Write out the material again word for word, dropping any images it holds.
[start Source data]
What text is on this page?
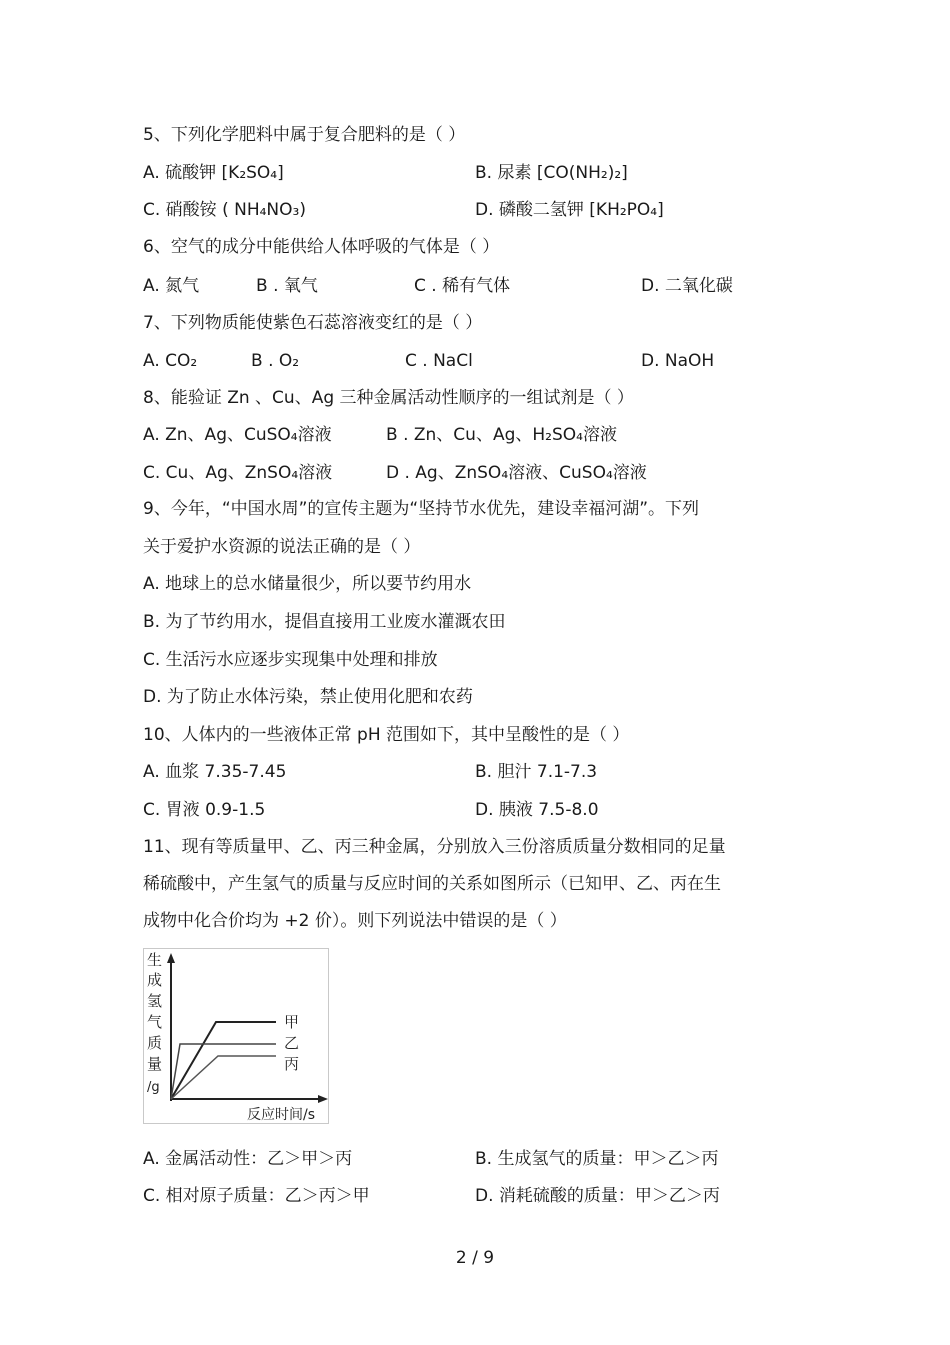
5、下列化学肥料中属于复合肥料的是（ ）
A. 硫酸钾 [K₂SO₄]	B. 尿素 [CO(NH₂)₂]
C. 硝酸铵 ( NH₄NO₃)	D. 磷酸二氢钾 [KH₂PO₄]
6、空气的成分中能供给人体呼吸的气体是（ ）
A. 氮气	B . 氧气	C . 稀有气体	D. 二氧化碳
7、下列物质能使紫色石蕊溶液变红的是（ ）
A. CO₂	B . O₂	C . NaCl	D. NaOH
8、能验证 Zn 、Cu、Ag 三种金属活动性顺序的一组试剂是（ ）
A. Zn、Ag、CuSO₄溶液	B . Zn、Cu、Ag、H₂SO₄溶液
C. Cu、Ag、ZnSO₄溶液	D . Ag、ZnSO₄溶液、CuSO₄溶液
9、今年，“中国水周”的宣传主题为“坚持节水优先，建设幸福河湖”。下列
关于爱护水资源的说法正确的是（ ）
A. 地球上的总水储量很少，所以要节约用水
B. 为了节约用水，提倡直接用工业废水灌溉农田
C. 生活污水应逐步实现集中处理和排放
D. 为了防止水体污染，禁止使用化肥和农药
10、人体内的一些液体正常 pH 范围如下，其中呈酸性的是（ ）
A. 血浆 7.35-7.45	B. 胆汁 7.1-7.3
C. 胃液 0.9-1.5	D. 胰液 7.5-8.0
11、现有等质量甲、乙、丙三种金属，分别放入三份溶质质量分数相同的足量
稀硫酸中，产生氢气的质量与反应时间的关系如图所示（已知甲、乙、丙在生
成物中化合价均为 +2 价）。则下列说法中错误的是（ ）
生
成
氢
气
质
量
/g
甲
乙
丙
反应时间/s
A. 金属活动性：乙＞甲＞丙	B. 生成氢气的质量：甲＞乙＞丙
C. 相对原子质量：乙＞丙＞甲	D. 消耗硫酸的质量：甲＞乙＞丙
2 / 9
[end Source data]
# [Answer for this exercise]
What text is on this page?
5、下列化学肥料中属于复合肥料的是（ ）
A. 硫酸钾 [K₂SO₄]	B. 尿素 [CO(NH₂)₂]
C. 硝酸铵 ( NH₄NO₃)	D. 磷酸二氢钾 [KH₂PO₄]
6、空气的成分中能供给人体呼吸的气体是（ ）
A. 氮气	B . 氧气	C . 稀有气体	D. 二氧化碳
7、下列物质能使紫色石蕊溶液变红的是（ ）
A. CO₂	B . O₂	C . NaCl	D. NaOH
8、能验证 Zn 、Cu、Ag 三种金属活动性顺序的一组试剂是（ ）
A. Zn、Ag、CuSO₄溶液	B . Zn、Cu、Ag、H₂SO₄溶液
C. Cu、Ag、ZnSO₄溶液	D . Ag、ZnSO₄溶液、CuSO₄溶液
9、今年，“中国水周”的宣传主题为“坚持节水优先，建设幸福河湖”。下列
关于爱护水资源的说法正确的是（ ）
A. 地球上的总水储量很少，所以要节约用水
B. 为了节约用水，提倡直接用工业废水灌溉农田
C. 生活污水应逐步实现集中处理和排放
D. 为了防止水体污染，禁止使用化肥和农药
10、人体内的一些液体正常 pH 范围如下，其中呈酸性的是（ ）
A. 血浆 7.35-7.45	B. 胆汁 7.1-7.3
C. 胃液 0.9-1.5	D. 胰液 7.5-8.0
11、现有等质量甲、乙、丙三种金属，分别放入三份溶质质量分数相同的足量
稀硫酸中，产生氢气的质量与反应时间的关系如图所示（已知甲、乙、丙在生
成物中化合价均为 +2 价）。则下列说法中错误的是（ ）
生
成
氢
气
质
量
/g
甲
乙
丙
反应时间/s
A. 金属活动性：乙＞甲＞丙	B. 生成氢气的质量：甲＞乙＞丙
C. 相对原子质量：乙＞丙＞甲	D. 消耗硫酸的质量：甲＞乙＞丙
2 / 9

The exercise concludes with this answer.